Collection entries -
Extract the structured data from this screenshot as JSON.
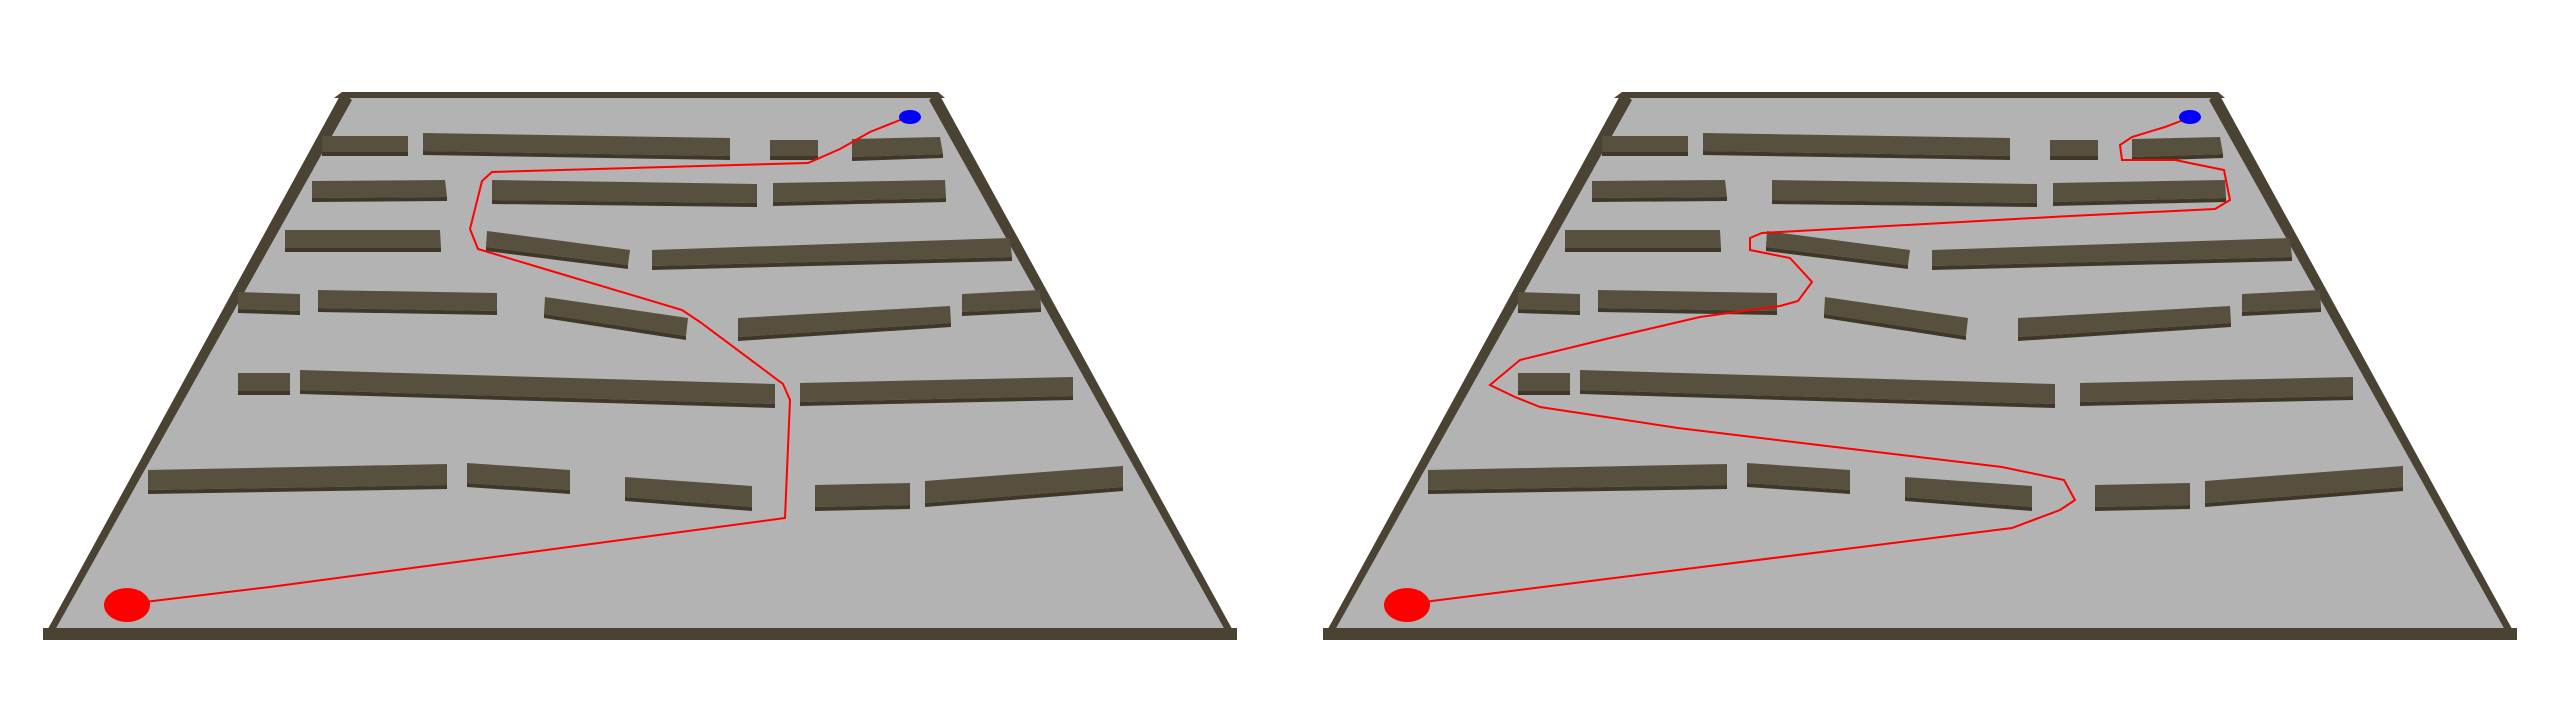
{
  "scene": {
    "description_free": true,
    "colors": {
      "background": "#ffffff",
      "floor": "#b3b3b3",
      "wall_top": "#58503f",
      "wall_face": "#3f3829",
      "path": "#ff0000",
      "start": "#ff0000",
      "goal": "#0000ff"
    },
    "panels": [
      {
        "id": "left",
        "path_label": "planned-path-short",
        "start_marker": "start-marker",
        "goal_marker": "goal-marker"
      },
      {
        "id": "right",
        "path_label": "planned-path-long",
        "start_marker": "start-marker",
        "goal_marker": "goal-marker"
      }
    ]
  }
}
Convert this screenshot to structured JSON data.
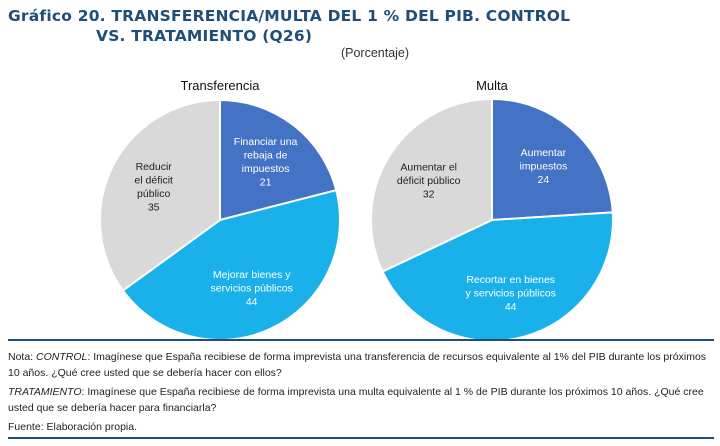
{
  "header": {
    "title_line1": "Gráfico 20. TRANSFERENCIA/MULTA DEL 1 % DEL PIB. CONTROL",
    "title_line2": "VS. TRATAMIENTO (Q26)",
    "subtitle": "(Porcentaje)"
  },
  "colors": {
    "dark_blue": "#4472c4",
    "light_blue": "#1ab0ea",
    "gray": "#d9d9d9",
    "title": "#1f4e79"
  },
  "chart_data": [
    {
      "type": "pie",
      "title": "Transferencia",
      "slices": [
        {
          "label_lines": [
            "Financiar una",
            "rebaja de",
            "impuestos"
          ],
          "value": 21,
          "color": "#4472c4",
          "text_color": "#ffffff"
        },
        {
          "label_lines": [
            "Mejorar bienes y",
            "servicios públicos"
          ],
          "value": 44,
          "color": "#1ab0ea",
          "text_color": "#ffffff"
        },
        {
          "label_lines": [
            "Reducir",
            "el déficit",
            "público"
          ],
          "value": 35,
          "color": "#d9d9d9",
          "text_color": "#222222"
        }
      ]
    },
    {
      "type": "pie",
      "title": "Multa",
      "slices": [
        {
          "label_lines": [
            "Aumentar",
            "impuestos"
          ],
          "value": 24,
          "color": "#4472c4",
          "text_color": "#ffffff"
        },
        {
          "label_lines": [
            "Recortar en bienes",
            "y servicios públicos"
          ],
          "value": 44,
          "color": "#1ab0ea",
          "text_color": "#ffffff"
        },
        {
          "label_lines": [
            "Aumentar el",
            "déficit público"
          ],
          "value": 32,
          "color": "#d9d9d9",
          "text_color": "#222222"
        }
      ]
    }
  ],
  "notes": {
    "nota_prefix": "Nota: ",
    "control_label": "CONTROL",
    "control_text": ": Imagínese que España recibiese de forma imprevista una transferencia de recursos equivalente al 1% del PIB durante los próximos 10 años. ¿Qué cree usted que se debería hacer con ellos?",
    "tratamiento_label": "TRATAMIENTO",
    "tratamiento_text": ": Imagínese que España recibiese de forma imprevista una multa equivalente al 1 % de PIB durante los próximos 10 años. ¿Qué cree usted que se debería hacer para financiarla?",
    "fuente": "Fuente: Elaboración propia."
  }
}
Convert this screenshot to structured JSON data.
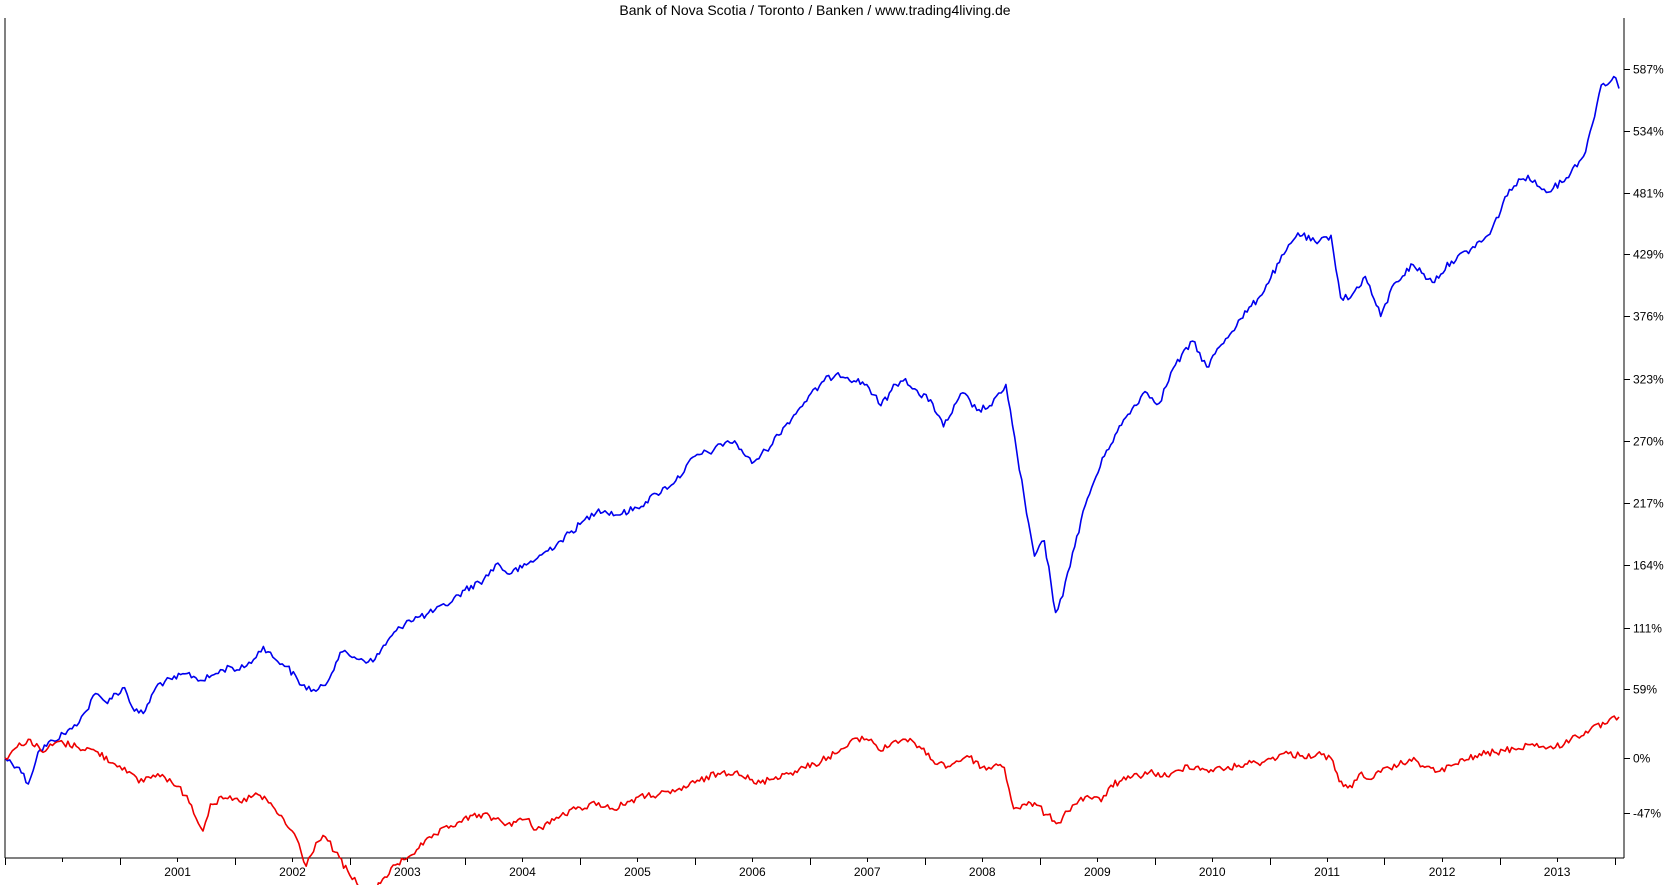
{
  "chart_data": {
    "type": "line",
    "title": "Bank of Nova Scotia / Toronto / Banken / www.trading4living.de",
    "xlabel": "",
    "ylabel": "",
    "y_axis_position": "right",
    "y_unit": "%",
    "ylim": [
      -85,
      630
    ],
    "y_ticks": [
      587,
      534,
      481,
      429,
      376,
      323,
      270,
      217,
      164,
      111,
      59,
      0,
      -47
    ],
    "y_tick_labels": [
      "587%",
      "534%",
      "481%",
      "429%",
      "376%",
      "323%",
      "270%",
      "217%",
      "164%",
      "111%",
      "59%",
      "0%",
      "-47%"
    ],
    "xlim": [
      "2000-01-01",
      "2014-01-31"
    ],
    "x_tick_labels": [
      "2001",
      "2002",
      "2003",
      "2004",
      "2005",
      "2006",
      "2007",
      "2008",
      "2009",
      "2010",
      "2011",
      "2012",
      "2013"
    ],
    "grid": false,
    "legend": "none",
    "series": [
      {
        "color": "#0000ee",
        "points": [
          [
            "2000-01-01",
            0
          ],
          [
            "2000-02-15",
            -8
          ],
          [
            "2000-03-15",
            -22
          ],
          [
            "2000-04-15",
            5
          ],
          [
            "2000-06-01",
            15
          ],
          [
            "2000-08-01",
            25
          ],
          [
            "2000-09-15",
            40
          ],
          [
            "2000-10-15",
            55
          ],
          [
            "2000-11-15",
            48
          ],
          [
            "2001-01-15",
            60
          ],
          [
            "2001-02-15",
            40
          ],
          [
            "2001-03-15",
            38
          ],
          [
            "2001-05-01",
            63
          ],
          [
            "2001-06-15",
            67
          ],
          [
            "2001-08-01",
            72
          ],
          [
            "2001-09-20",
            66
          ],
          [
            "2001-11-01",
            72
          ],
          [
            "2001-12-15",
            78
          ],
          [
            "2002-01-15",
            75
          ],
          [
            "2002-03-01",
            84
          ],
          [
            "2002-04-01",
            95
          ],
          [
            "2002-05-01",
            86
          ],
          [
            "2002-06-15",
            78
          ],
          [
            "2002-08-01",
            62
          ],
          [
            "2002-09-15",
            57
          ],
          [
            "2002-10-15",
            62
          ],
          [
            "2002-12-01",
            90
          ],
          [
            "2003-01-15",
            86
          ],
          [
            "2003-03-15",
            82
          ],
          [
            "2003-05-01",
            100
          ],
          [
            "2003-07-01",
            117
          ],
          [
            "2003-09-01",
            122
          ],
          [
            "2003-11-01",
            130
          ],
          [
            "2004-01-01",
            143
          ],
          [
            "2004-03-01",
            152
          ],
          [
            "2004-04-15",
            166
          ],
          [
            "2004-05-15",
            157
          ],
          [
            "2004-07-01",
            162
          ],
          [
            "2004-09-01",
            173
          ],
          [
            "2004-11-01",
            185
          ],
          [
            "2005-01-01",
            199
          ],
          [
            "2005-03-01",
            212
          ],
          [
            "2005-05-01",
            207
          ],
          [
            "2005-07-01",
            213
          ],
          [
            "2005-09-01",
            225
          ],
          [
            "2005-11-01",
            236
          ],
          [
            "2006-01-01",
            257
          ],
          [
            "2006-03-01",
            262
          ],
          [
            "2006-04-15",
            270
          ],
          [
            "2006-05-15",
            267
          ],
          [
            "2006-07-01",
            251
          ],
          [
            "2006-08-15",
            262
          ],
          [
            "2006-10-15",
            283
          ],
          [
            "2006-12-15",
            303
          ],
          [
            "2007-02-15",
            321
          ],
          [
            "2007-04-01",
            328
          ],
          [
            "2007-05-01",
            324
          ],
          [
            "2007-07-01",
            318
          ],
          [
            "2007-08-15",
            300
          ],
          [
            "2007-10-01",
            318
          ],
          [
            "2007-11-01",
            323
          ],
          [
            "2007-12-15",
            309
          ],
          [
            "2008-01-20",
            305
          ],
          [
            "2008-03-01",
            282
          ],
          [
            "2008-05-01",
            311
          ],
          [
            "2008-06-15",
            296
          ],
          [
            "2008-08-01",
            300
          ],
          [
            "2008-09-15",
            318
          ],
          [
            "2008-10-20",
            260
          ],
          [
            "2008-11-20",
            208
          ],
          [
            "2008-12-15",
            172
          ],
          [
            "2009-01-15",
            185
          ],
          [
            "2009-02-20",
            124
          ],
          [
            "2009-03-15",
            138
          ],
          [
            "2009-04-15",
            175
          ],
          [
            "2009-06-01",
            221
          ],
          [
            "2009-08-01",
            262
          ],
          [
            "2009-10-01",
            290
          ],
          [
            "2009-12-01",
            312
          ],
          [
            "2010-01-15",
            302
          ],
          [
            "2010-03-01",
            332
          ],
          [
            "2010-05-01",
            355
          ],
          [
            "2010-06-15",
            333
          ],
          [
            "2010-08-01",
            352
          ],
          [
            "2010-10-01",
            374
          ],
          [
            "2010-12-01",
            393
          ],
          [
            "2011-02-01",
            422
          ],
          [
            "2011-04-01",
            447
          ],
          [
            "2011-06-01",
            438
          ],
          [
            "2011-07-15",
            445
          ],
          [
            "2011-08-15",
            392
          ],
          [
            "2011-09-15",
            392
          ],
          [
            "2011-11-01",
            410
          ],
          [
            "2011-12-20",
            376
          ],
          [
            "2012-02-01",
            404
          ],
          [
            "2012-04-01",
            420
          ],
          [
            "2012-06-01",
            405
          ],
          [
            "2012-08-01",
            423
          ],
          [
            "2012-10-01",
            433
          ],
          [
            "2012-12-01",
            446
          ],
          [
            "2013-02-01",
            484
          ],
          [
            "2013-04-01",
            496
          ],
          [
            "2013-05-15",
            484
          ],
          [
            "2013-06-20",
            485
          ],
          [
            "2013-08-01",
            494
          ],
          [
            "2013-10-01",
            516
          ],
          [
            "2013-11-20",
            573
          ],
          [
            "2014-01-05",
            579
          ],
          [
            "2014-01-15",
            570
          ]
        ]
      },
      {
        "color": "#ee0000",
        "points": [
          [
            "2000-01-01",
            0
          ],
          [
            "2000-02-01",
            8
          ],
          [
            "2000-03-15",
            16
          ],
          [
            "2000-05-01",
            5
          ],
          [
            "2000-06-15",
            14
          ],
          [
            "2000-08-15",
            10
          ],
          [
            "2000-10-15",
            6
          ],
          [
            "2000-12-15",
            -5
          ],
          [
            "2001-01-15",
            -8
          ],
          [
            "2001-03-01",
            -21
          ],
          [
            "2001-04-01",
            -16
          ],
          [
            "2001-05-15",
            -14
          ],
          [
            "2001-06-15",
            -21
          ],
          [
            "2001-08-01",
            -32
          ],
          [
            "2001-09-21",
            -62
          ],
          [
            "2001-10-15",
            -39
          ],
          [
            "2001-12-01",
            -34
          ],
          [
            "2002-01-15",
            -37
          ],
          [
            "2002-03-15",
            -31
          ],
          [
            "2002-05-01",
            -41
          ],
          [
            "2002-07-15",
            -68
          ],
          [
            "2002-08-15",
            -92
          ],
          [
            "2002-09-15",
            -72
          ],
          [
            "2002-10-15",
            -67
          ],
          [
            "2002-11-15",
            -80
          ],
          [
            "2003-01-01",
            -100
          ],
          [
            "2003-02-15",
            -113
          ],
          [
            "2003-03-12",
            -118
          ],
          [
            "2003-04-15",
            -103
          ],
          [
            "2003-06-01",
            -90
          ],
          [
            "2003-08-01",
            -78
          ],
          [
            "2003-10-01",
            -65
          ],
          [
            "2003-12-15",
            -54
          ],
          [
            "2004-02-15",
            -48
          ],
          [
            "2004-04-01",
            -51
          ],
          [
            "2004-05-15",
            -56
          ],
          [
            "2004-07-15",
            -52
          ],
          [
            "2004-08-15",
            -61
          ],
          [
            "2004-11-01",
            -49
          ],
          [
            "2005-01-01",
            -42
          ],
          [
            "2005-03-01",
            -38
          ],
          [
            "2005-04-20",
            -44
          ],
          [
            "2005-06-01",
            -37
          ],
          [
            "2005-08-01",
            -32
          ],
          [
            "2005-10-15",
            -30
          ],
          [
            "2006-01-01",
            -21
          ],
          [
            "2006-03-15",
            -13
          ],
          [
            "2006-05-15",
            -11
          ],
          [
            "2006-07-15",
            -22
          ],
          [
            "2006-09-15",
            -16
          ],
          [
            "2006-11-15",
            -11
          ],
          [
            "2007-01-15",
            -5
          ],
          [
            "2007-03-01",
            1
          ],
          [
            "2007-05-01",
            10
          ],
          [
            "2007-06-01",
            17
          ],
          [
            "2007-07-15",
            16
          ],
          [
            "2007-08-15",
            6
          ],
          [
            "2007-10-01",
            15
          ],
          [
            "2007-11-01",
            16
          ],
          [
            "2007-12-15",
            10
          ],
          [
            "2008-01-20",
            -1
          ],
          [
            "2008-03-15",
            -7
          ],
          [
            "2008-05-15",
            2
          ],
          [
            "2008-07-15",
            -10
          ],
          [
            "2008-08-15",
            -5
          ],
          [
            "2008-09-10",
            -8
          ],
          [
            "2008-10-10",
            -43
          ],
          [
            "2008-11-20",
            -40
          ],
          [
            "2008-12-15",
            -38
          ],
          [
            "2009-01-20",
            -48
          ],
          [
            "2009-03-01",
            -55
          ],
          [
            "2009-04-15",
            -40
          ],
          [
            "2009-06-01",
            -32
          ],
          [
            "2009-07-15",
            -37
          ],
          [
            "2009-08-15",
            -23
          ],
          [
            "2009-10-15",
            -17
          ],
          [
            "2009-12-15",
            -12
          ],
          [
            "2010-02-15",
            -16
          ],
          [
            "2010-04-15",
            -6
          ],
          [
            "2010-06-15",
            -10
          ],
          [
            "2010-08-15",
            -9
          ],
          [
            "2010-10-15",
            -5
          ],
          [
            "2010-12-15",
            -3
          ],
          [
            "2011-02-15",
            4
          ],
          [
            "2011-04-15",
            2
          ],
          [
            "2011-06-15",
            3
          ],
          [
            "2011-07-15",
            0
          ],
          [
            "2011-08-10",
            -20
          ],
          [
            "2011-09-20",
            -25
          ],
          [
            "2011-10-20",
            -12
          ],
          [
            "2011-11-20",
            -18
          ],
          [
            "2011-12-20",
            -12
          ],
          [
            "2012-02-15",
            -6
          ],
          [
            "2012-03-20",
            -1
          ],
          [
            "2012-05-15",
            -7
          ],
          [
            "2012-06-10",
            -12
          ],
          [
            "2012-08-15",
            -5
          ],
          [
            "2012-10-15",
            2
          ],
          [
            "2012-12-15",
            5
          ],
          [
            "2013-02-15",
            8
          ],
          [
            "2013-04-15",
            12
          ],
          [
            "2013-05-20",
            10
          ],
          [
            "2013-06-20",
            8
          ],
          [
            "2013-08-15",
            16
          ],
          [
            "2013-10-15",
            24
          ],
          [
            "2013-12-01",
            29
          ],
          [
            "2014-01-15",
            35
          ]
        ]
      }
    ]
  }
}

Stated task - Using the records above, pull out each line where the word "path" occurs.

The solution -
      "path": "#ff0000",
        "path_label": "planned-path-short",
        "path_label": "planned-path-long",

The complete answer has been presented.